PROMPT ▸
Restate all of the data exactly.

DATA FOR PROCESSING ▸
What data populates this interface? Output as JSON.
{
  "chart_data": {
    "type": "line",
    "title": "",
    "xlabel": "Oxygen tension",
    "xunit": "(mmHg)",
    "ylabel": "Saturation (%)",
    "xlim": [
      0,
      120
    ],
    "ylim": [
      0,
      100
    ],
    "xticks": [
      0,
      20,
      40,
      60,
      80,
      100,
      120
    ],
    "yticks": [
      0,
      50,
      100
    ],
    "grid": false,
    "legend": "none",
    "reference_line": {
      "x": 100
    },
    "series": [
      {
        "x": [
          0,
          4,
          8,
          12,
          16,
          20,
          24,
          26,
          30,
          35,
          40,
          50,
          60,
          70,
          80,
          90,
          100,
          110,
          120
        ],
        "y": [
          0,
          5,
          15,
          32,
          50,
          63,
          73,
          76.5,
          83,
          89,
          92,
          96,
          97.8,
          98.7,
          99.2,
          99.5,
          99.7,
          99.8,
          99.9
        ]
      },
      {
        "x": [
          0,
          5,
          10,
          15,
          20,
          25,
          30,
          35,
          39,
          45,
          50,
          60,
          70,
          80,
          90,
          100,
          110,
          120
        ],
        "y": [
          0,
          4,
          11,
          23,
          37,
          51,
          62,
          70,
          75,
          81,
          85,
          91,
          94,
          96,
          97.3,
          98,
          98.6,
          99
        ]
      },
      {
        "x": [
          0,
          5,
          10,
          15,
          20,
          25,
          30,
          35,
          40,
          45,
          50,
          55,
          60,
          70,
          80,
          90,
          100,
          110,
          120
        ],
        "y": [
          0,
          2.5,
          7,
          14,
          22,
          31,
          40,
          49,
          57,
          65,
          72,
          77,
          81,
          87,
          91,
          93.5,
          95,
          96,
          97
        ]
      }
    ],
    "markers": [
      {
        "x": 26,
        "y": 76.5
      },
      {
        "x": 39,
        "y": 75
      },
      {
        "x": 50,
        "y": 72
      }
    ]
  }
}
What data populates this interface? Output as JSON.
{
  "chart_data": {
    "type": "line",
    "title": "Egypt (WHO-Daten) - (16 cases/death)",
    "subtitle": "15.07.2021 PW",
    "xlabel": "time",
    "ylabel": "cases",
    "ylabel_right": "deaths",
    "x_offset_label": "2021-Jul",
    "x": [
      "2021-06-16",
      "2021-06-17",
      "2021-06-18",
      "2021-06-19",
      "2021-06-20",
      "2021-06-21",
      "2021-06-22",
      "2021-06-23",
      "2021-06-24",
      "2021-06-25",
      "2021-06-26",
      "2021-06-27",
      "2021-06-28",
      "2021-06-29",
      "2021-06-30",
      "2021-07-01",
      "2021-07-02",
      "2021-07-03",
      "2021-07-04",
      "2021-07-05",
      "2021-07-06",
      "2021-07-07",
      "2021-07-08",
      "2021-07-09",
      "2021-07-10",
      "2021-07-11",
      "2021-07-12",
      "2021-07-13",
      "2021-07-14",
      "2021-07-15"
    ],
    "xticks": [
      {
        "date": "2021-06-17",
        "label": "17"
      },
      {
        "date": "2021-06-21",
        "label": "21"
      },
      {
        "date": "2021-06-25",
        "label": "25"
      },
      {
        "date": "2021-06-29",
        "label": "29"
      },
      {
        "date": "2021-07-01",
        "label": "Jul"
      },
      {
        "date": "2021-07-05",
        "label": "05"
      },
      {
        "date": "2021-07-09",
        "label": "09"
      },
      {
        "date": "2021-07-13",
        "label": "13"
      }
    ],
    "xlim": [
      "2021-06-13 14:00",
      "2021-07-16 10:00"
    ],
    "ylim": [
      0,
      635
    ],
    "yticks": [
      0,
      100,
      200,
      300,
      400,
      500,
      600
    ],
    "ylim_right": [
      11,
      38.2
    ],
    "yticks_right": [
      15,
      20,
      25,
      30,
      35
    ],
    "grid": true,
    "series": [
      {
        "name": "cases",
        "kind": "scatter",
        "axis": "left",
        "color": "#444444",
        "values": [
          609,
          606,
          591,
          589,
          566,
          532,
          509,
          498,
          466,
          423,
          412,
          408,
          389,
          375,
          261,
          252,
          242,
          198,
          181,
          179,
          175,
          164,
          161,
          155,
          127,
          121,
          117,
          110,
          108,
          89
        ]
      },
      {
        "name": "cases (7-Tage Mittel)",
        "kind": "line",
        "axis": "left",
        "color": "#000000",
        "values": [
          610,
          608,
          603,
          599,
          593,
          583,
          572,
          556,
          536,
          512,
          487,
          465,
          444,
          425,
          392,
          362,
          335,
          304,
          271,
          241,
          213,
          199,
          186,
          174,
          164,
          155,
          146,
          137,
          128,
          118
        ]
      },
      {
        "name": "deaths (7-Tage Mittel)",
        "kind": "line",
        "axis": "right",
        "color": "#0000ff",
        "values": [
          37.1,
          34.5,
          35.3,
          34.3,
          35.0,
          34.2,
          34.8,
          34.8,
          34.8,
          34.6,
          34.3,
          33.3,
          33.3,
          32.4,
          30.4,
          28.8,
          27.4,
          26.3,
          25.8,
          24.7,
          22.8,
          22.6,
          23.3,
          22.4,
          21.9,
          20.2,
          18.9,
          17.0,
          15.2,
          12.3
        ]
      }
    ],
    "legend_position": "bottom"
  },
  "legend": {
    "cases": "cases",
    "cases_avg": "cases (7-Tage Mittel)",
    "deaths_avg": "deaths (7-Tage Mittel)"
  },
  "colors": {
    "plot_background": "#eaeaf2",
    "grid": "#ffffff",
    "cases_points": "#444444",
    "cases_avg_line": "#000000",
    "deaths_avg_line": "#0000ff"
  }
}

RESPONSE TO THE TASK ▸
What data populates this interface? Output as JSON.
{
  "chart_data": {
    "type": "line",
    "title": "",
    "xlabel": "Oxygen tension",
    "xunit": "(mmHg)",
    "ylabel": "Saturation (%)",
    "xlim": [
      0,
      120
    ],
    "ylim": [
      0,
      100
    ],
    "xticks": [
      0,
      20,
      40,
      60,
      80,
      100,
      120
    ],
    "yticks": [
      0,
      50,
      100
    ],
    "grid": false,
    "legend": "none",
    "reference_line": {
      "x": 100
    },
    "series": [
      {
        "x": [
          0,
          4,
          8,
          12,
          16,
          20,
          24,
          26,
          30,
          35,
          40,
          50,
          60,
          70,
          80,
          90,
          100,
          110,
          120
        ],
        "y": [
          0,
          5,
          15,
          32,
          50,
          63,
          73,
          76.5,
          83,
          89,
          92,
          96,
          97.8,
          98.7,
          99.2,
          99.5,
          99.7,
          99.8,
          99.9
        ]
      },
      {
        "x": [
          0,
          5,
          10,
          15,
          20,
          25,
          30,
          35,
          39,
          45,
          50,
          60,
          70,
          80,
          90,
          100,
          110,
          120
        ],
        "y": [
          0,
          4,
          11,
          23,
          37,
          51,
          62,
          70,
          75,
          81,
          85,
          91,
          94,
          96,
          97.3,
          98,
          98.6,
          99
        ]
      },
      {
        "x": [
          0,
          5,
          10,
          15,
          20,
          25,
          30,
          35,
          40,
          45,
          50,
          55,
          60,
          70,
          80,
          90,
          100,
          110,
          120
        ],
        "y": [
          0,
          2.5,
          7,
          14,
          22,
          31,
          40,
          49,
          57,
          65,
          72,
          77,
          81,
          87,
          91,
          93.5,
          95,
          96,
          97
        ]
      }
    ],
    "markers": [
      {
        "x": 26,
        "y": 76.5
      },
      {
        "x": 39,
        "y": 75
      },
      {
        "x": 50,
        "y": 72
      }
    ]
  }
}
What data populates this interface? Output as JSON.
{
  "chart_data": {
    "type": "line",
    "title": "Egypt (WHO-Daten) - (16 cases/death)",
    "subtitle": "15.07.2021 PW",
    "xlabel": "time",
    "ylabel": "cases",
    "ylabel_right": "deaths",
    "x_offset_label": "2021-Jul",
    "x": [
      "2021-06-16",
      "2021-06-17",
      "2021-06-18",
      "2021-06-19",
      "2021-06-20",
      "2021-06-21",
      "2021-06-22",
      "2021-06-23",
      "2021-06-24",
      "2021-06-25",
      "2021-06-26",
      "2021-06-27",
      "2021-06-28",
      "2021-06-29",
      "2021-06-30",
      "2021-07-01",
      "2021-07-02",
      "2021-07-03",
      "2021-07-04",
      "2021-07-05",
      "2021-07-06",
      "2021-07-07",
      "2021-07-08",
      "2021-07-09",
      "2021-07-10",
      "2021-07-11",
      "2021-07-12",
      "2021-07-13",
      "2021-07-14",
      "2021-07-15"
    ],
    "xticks": [
      {
        "date": "2021-06-17",
        "label": "17"
      },
      {
        "date": "2021-06-21",
        "label": "21"
      },
      {
        "date": "2021-06-25",
        "label": "25"
      },
      {
        "date": "2021-06-29",
        "label": "29"
      },
      {
        "date": "2021-07-01",
        "label": "Jul"
      },
      {
        "date": "2021-07-05",
        "label": "05"
      },
      {
        "date": "2021-07-09",
        "label": "09"
      },
      {
        "date": "2021-07-13",
        "label": "13"
      }
    ],
    "xlim": [
      "2021-06-13 14:00",
      "2021-07-16 10:00"
    ],
    "ylim": [
      0,
      635
    ],
    "yticks": [
      0,
      100,
      200,
      300,
      400,
      500,
      600
    ],
    "ylim_right": [
      11,
      38.2
    ],
    "yticks_right": [
      15,
      20,
      25,
      30,
      35
    ],
    "grid": true,
    "series": [
      {
        "name": "cases",
        "kind": "scatter",
        "axis": "left",
        "color": "#444444",
        "values": [
          609,
          606,
          591,
          589,
          566,
          532,
          509,
          498,
          466,
          423,
          412,
          408,
          389,
          375,
          261,
          252,
          242,
          198,
          181,
          179,
          175,
          164,
          161,
          155,
          127,
          121,
          117,
          110,
          108,
          89
        ]
      },
      {
        "name": "cases (7-Tage Mittel)",
        "kind": "line",
        "axis": "left",
        "color": "#000000",
        "values": [
          610,
          608,
          603,
          599,
          593,
          583,
          572,
          556,
          536,
          512,
          487,
          465,
          444,
          425,
          392,
          362,
          335,
          304,
          271,
          241,
          213,
          199,
          186,
          174,
          164,
          155,
          146,
          137,
          128,
          118
        ]
      },
      {
        "name": "deaths (7-Tage Mittel)",
        "kind": "line",
        "axis": "right",
        "color": "#0000ff",
        "values": [
          37.1,
          34.5,
          35.3,
          34.3,
          35.0,
          34.2,
          34.8,
          34.8,
          34.8,
          34.6,
          34.3,
          33.3,
          33.3,
          32.4,
          30.4,
          28.8,
          27.4,
          26.3,
          25.8,
          24.7,
          22.8,
          22.6,
          23.3,
          22.4,
          21.9,
          20.2,
          18.9,
          17.0,
          15.2,
          12.3
        ]
      }
    ],
    "legend_position": "bottom"
  },
  "legend": {
    "cases": "cases",
    "cases_avg": "cases (7-Tage Mittel)",
    "deaths_avg": "deaths (7-Tage Mittel)"
  },
  "colors": {
    "plot_background": "#eaeaf2",
    "grid": "#ffffff",
    "cases_points": "#444444",
    "cases_avg_line": "#000000",
    "deaths_avg_line": "#0000ff"
  }
}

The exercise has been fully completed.